# Records provided start
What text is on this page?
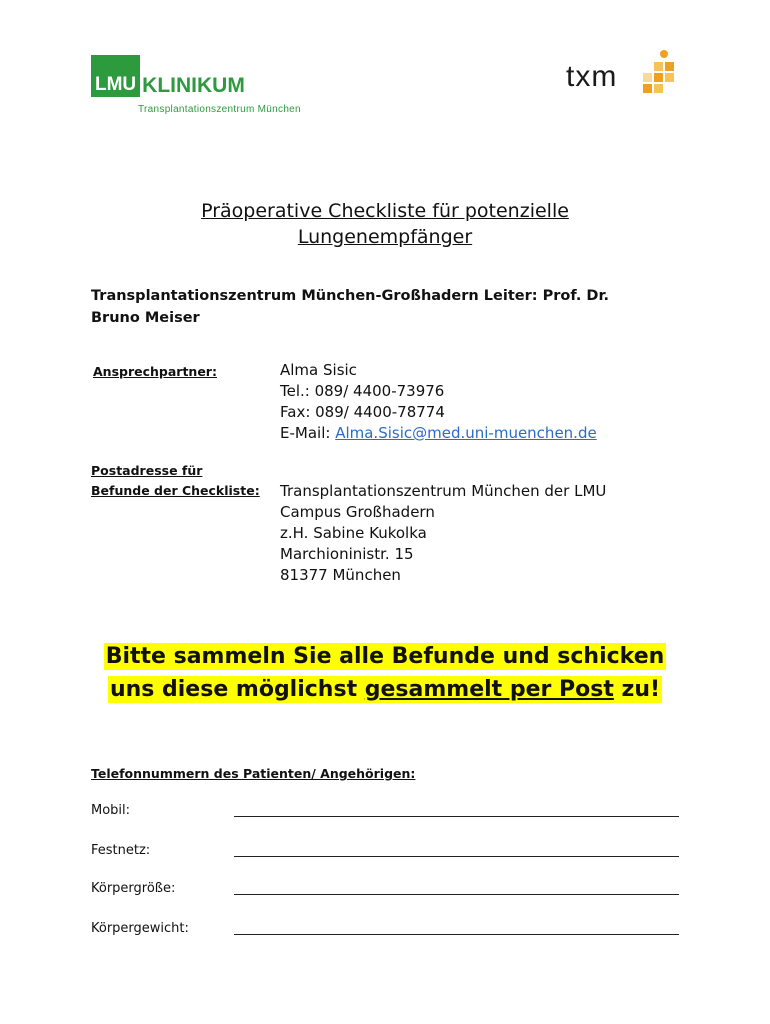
LMU KLINIKUM
Transplantationszentrum München
txm
Präoperative Checkliste für potenzielle
Lungenempfänger
Transplantationszentrum München-Großhadern Leiter: Prof. Dr.
Bruno Meiser
Ansprechpartner:	Alma Sisic
Tel.: 089/ 4400-73976
Fax: 089/ 4400-78774
E-Mail: Alma.Sisic@med.uni-muenchen.de
Postadresse für
Befunde der Checkliste: Transplantationszentrum München der LMU
Campus Großhadern
z.H. Sabine Kukolka
Marchioninistr. 15
81377 München
Bitte sammeln Sie alle Befunde und schicken
uns diese möglichst gesammelt per Post zu!
Telefonnummern des Patienten/ Angehörigen:
Mobil:
Festnetz:
Körpergröße:
Körpergewicht:
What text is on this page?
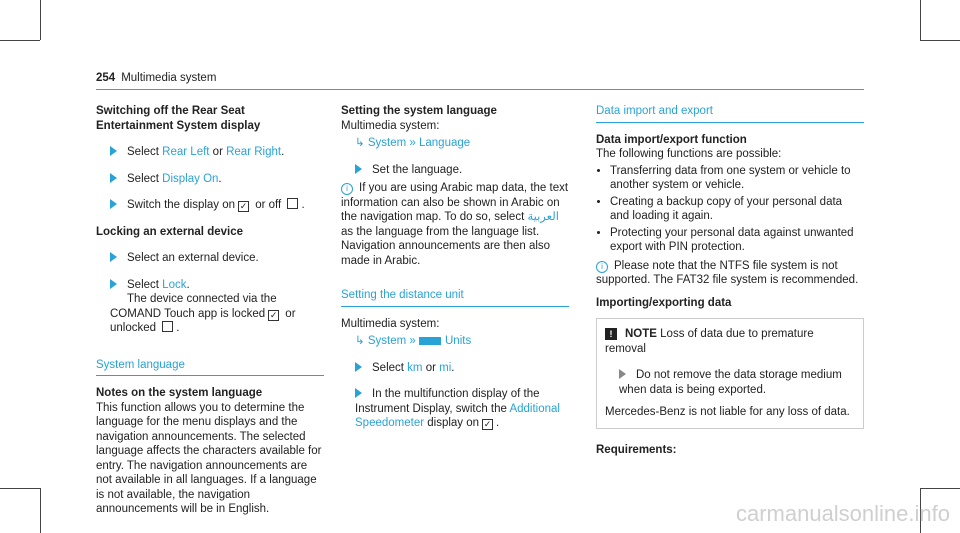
254 Multimedia system
Switching off the Rear Seat Entertainment System display
Select Rear Left or Rear Right.
Select Display On.
Switch the display on ✓ or off .
Locking an external device
Select an external device.
Select Lock.
The device connected via the COMAND Touch app is locked ✓ or unlocked .
System language
Notes on the system language

This function allows you to determine the language for the menu displays and the navigation announcements. The selected language affects the characters available for entry. The navigation announcements are not available in all languages. If a language is not available, the navigation announcements will be in English.

Setting the system language

Multimedia system:

↳ System » Language
Set the language.
i If you are using Arabic map data, the text information can also be shown in Arabic on the navigation map. To do so, select العربية as the language from the language list. Navigation announcements are then also made in Arabic.
Setting the distance unit

Multimedia system:

↳ System »	Units
Select km or mi.
In the multifunction display of the Instrument Display, switch the Additional Speedometer display on ✓ .
Data import and export
Data import/export function

The following functions are possible:

• Transferring data from one system or vehicle to another system or vehicle.
• Creating a backup copy of your personal data and loading it again.
• Protecting your personal data against unwanted export with PIN protection.
i Please note that the NTFS file system is not supported. The FAT32 file system is recommended.
Importing/exporting data

! NOTE Loss of data due to premature removal

Do not remove the data storage medium when data is being exported.

Mercedes-Benz is not liable for any loss of data.

Requirements:
carmanualsonline.info
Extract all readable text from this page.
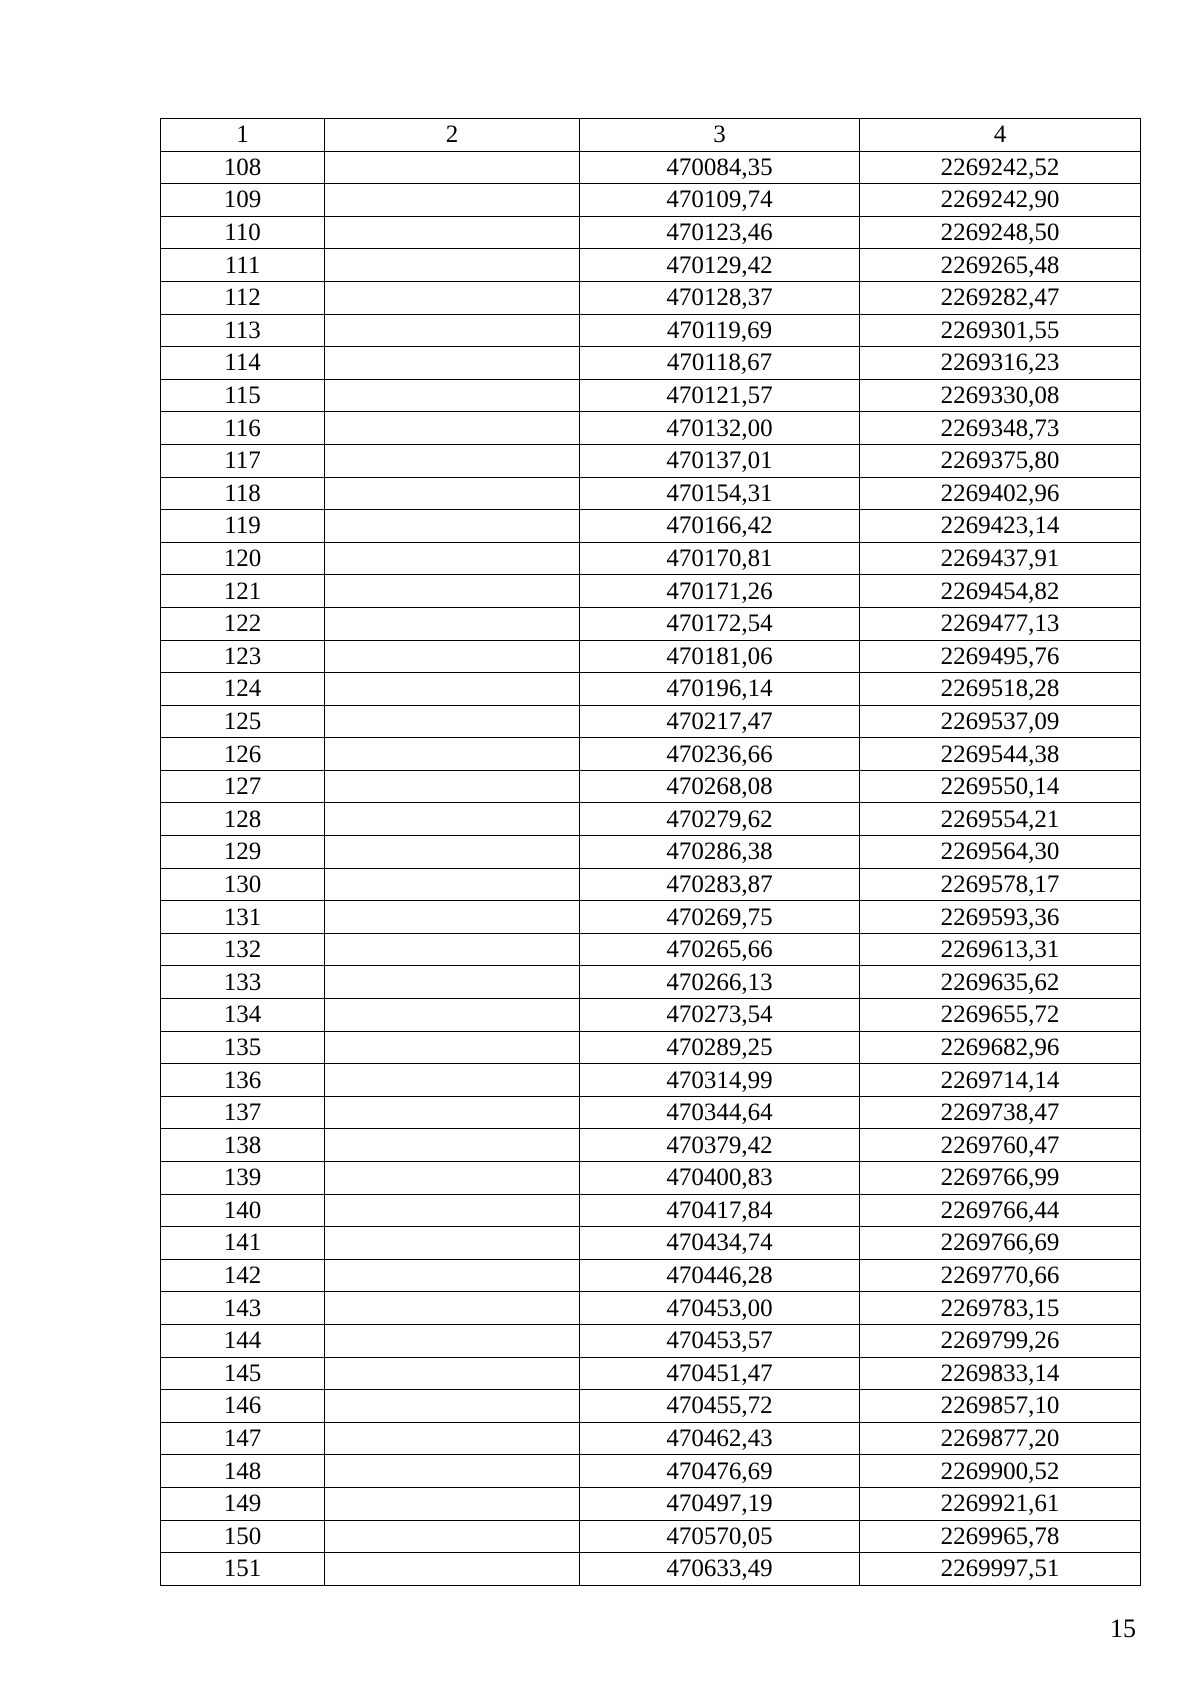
1	2	3	4
108		470084,35	2269242,52
109		470109,74	2269242,90
110		470123,46	2269248,50
111		470129,42	2269265,48
112		470128,37	2269282,47
113		470119,69	2269301,55
114		470118,67	2269316,23
115		470121,57	2269330,08
116		470132,00	2269348,73
117		470137,01	2269375,80
118		470154,31	2269402,96
119		470166,42	2269423,14
120		470170,81	2269437,91
121		470171,26	2269454,82
122		470172,54	2269477,13
123		470181,06	2269495,76
124		470196,14	2269518,28
125		470217,47	2269537,09
126		470236,66	2269544,38
127		470268,08	2269550,14
128		470279,62	2269554,21
129		470286,38	2269564,30
130		470283,87	2269578,17
131		470269,75	2269593,36
132		470265,66	2269613,31
133		470266,13	2269635,62
134		470273,54	2269655,72
135		470289,25	2269682,96
136		470314,99	2269714,14
137		470344,64	2269738,47
138		470379,42	2269760,47
139		470400,83	2269766,99
140		470417,84	2269766,44
141		470434,74	2269766,69
142		470446,28	2269770,66
143		470453,00	2269783,15
144		470453,57	2269799,26
145		470451,47	2269833,14
146		470455,72	2269857,10
147		470462,43	2269877,20
148		470476,69	2269900,52
149		470497,19	2269921,61
150		470570,05	2269965,78
151		470633,49	2269997,51
15
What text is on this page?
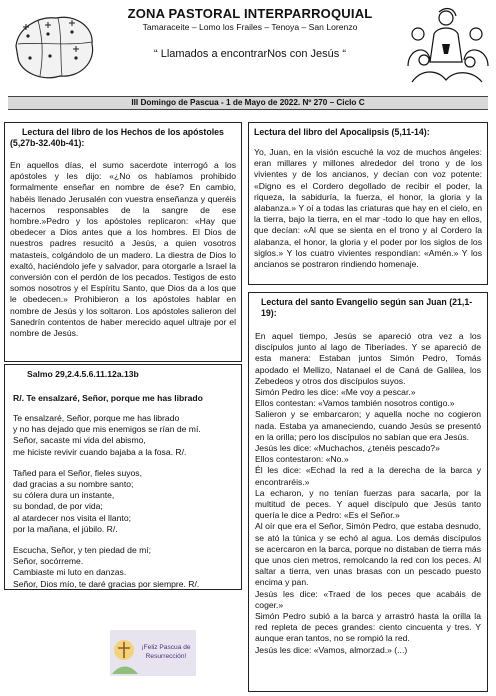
ZONA PASTORAL INTERPARROQUIAL
Tamaraceite – Lomo los Frailes – Tenoya – San Lorenzo
“ Llamados a encontrarNos con Jesús “
III Domingo de Pascua - 1 de Mayo de 2022. Nº 270 – Ciclo C
Lectura del libro de los Hechos de los apóstoles
(5,27b-32.40b-41):
En aquellos días, el sumo sacerdote interrogó a los apóstoles y les dijo: «¿No os habíamos prohibido formalmente enseñar en nombre de ése? En cambio, habéis llenado Jerusalén con vuestra enseñanza y queréis hacernos responsables de la sangre de ese hombre.»Pedro y los apóstoles replicaron: «Hay que obedecer a Dios antes que a los hombres. El Dios de nuestros padres resucitó a Jesús, a quien vosotros matasteis, colgándolo de un madero. La diestra de Dios lo exaltó, haciéndolo jefe y salvador, para otorgarle a Israel la conversión con el perdón de los pecados. Testigos de esto somos nosotros y el Espíritu Santo, que Dios da a los que le obedecen.» Prohibieron a los apóstoles hablar en nombre de Jesús y los soltaron. Los apóstoles salieron del Sanedrín contentos de haber merecido aquel ultraje por el nombre de Jesús.
Lectura del libro del Apocalipsis (5,11-14):
Yo, Juan, en la visión escuché la voz de muchos ángeles: eran millares y millones alrededor del trono y de los vivientes y de los ancianos, y decían con voz potente: «Digno es el Cordero degollado de recibir el poder, la riqueza, la sabiduría, la fuerza, el honor, la gloria y la alabanza.» Y oí a todas las criaturas que hay en el cielo, en la tierra, bajo la tierra, en el mar -todo lo que hay en ellos, que decían: «Al que se sienta en el trono y al Cordero la alabanza, el honor, la gloria y el poder por los siglos de los siglos.» Y los cuatro vivientes respondían: «Amén.» Y los ancianos se postraron rindiendo homenaje.
Salmo 29,2.4.5.6.11.12a.13b
R/. Te ensalzaré, Señor, porque me has librado
Te ensalzaré, Señor, porque me has librado
y no has dejado que mis enemigos se rían de mí.
Señor, sacaste mi vida del abismo,
me hiciste revivir cuando bajaba a la fosa. R/.
Tañed para el Señor, fieles suyos,
dad gracias a su nombre santo;
su cólera dura un instante,
su bondad, de por vida;
al atardecer nos visita el llanto;
por la mañana, el júbilo. R/.
Escucha, Señor, y ten piedad de mí;
Señor, socórreme.
Cambiaste mi luto en danzas.
Señor, Dios mío, te daré gracias por siempre. R/.
¡Feliz Pascua de
Resurrección!
Lectura del santo Evangelio según san Juan (21,1-
19):

En aquel tiempo, Jesús se apareció otra vez a los discípulos junto al lago de Tiberíades. Y se apareció de esta manera: Estaban juntos Simón Pedro, Tomás apodado el Mellizo, Natanael el de Caná de Galilea, los Zebedeos y otros dos discípulos suyos.

Simón Pedro les dice: «Me voy a pescar.»

Ellos contestan: «Vamos también nosotros contigo.»

Salieron y se embarcaron; y aquella noche no cogieron nada. Estaba ya amaneciendo, cuando Jesús se presentó en la orilla; pero los discípulos no sabían que era Jesús.

Jesús les dice: «Muchachos, ¿tenéis pescado?»

Ellos contestaron: «No.»

Él les dice: «Echad la red a la derecha de la barca y encontraréis.»

La echaron, y no tenían fuerzas para sacarla, por la multitud de peces. Y aquel discípulo que Jesús tanto quería le dice a Pedro: «Es el Señor.»

Al oír que era el Señor, Simón Pedro, que estaba desnudo, se ató la túnica y se echó al agua. Los demás discípulos se acercaron en la barca, porque no distaban de tierra más que unos cien metros, remolcando la red con los peces. Al saltar a tierra, ven unas brasas con un pescado puesto encima y pan.

Jesús les dice: «Traed de los peces que acabáis de coger.»

Simón Pedro subió a la barca y arrastró hasta la orilla la red repleta de peces grandes: ciento cincuenta y tres. Y aunque eran tantos, no se rompió la red.

Jesús les dice: «Vamos, almorzad.» (...)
# Records provided end
- Exercise task
Search the data above for lines holding "Großhadern" and copy each of them.

- Exercise result
Transplantationszentrum München-Großhadern Leiter: Prof. Dr.
Campus Großhadern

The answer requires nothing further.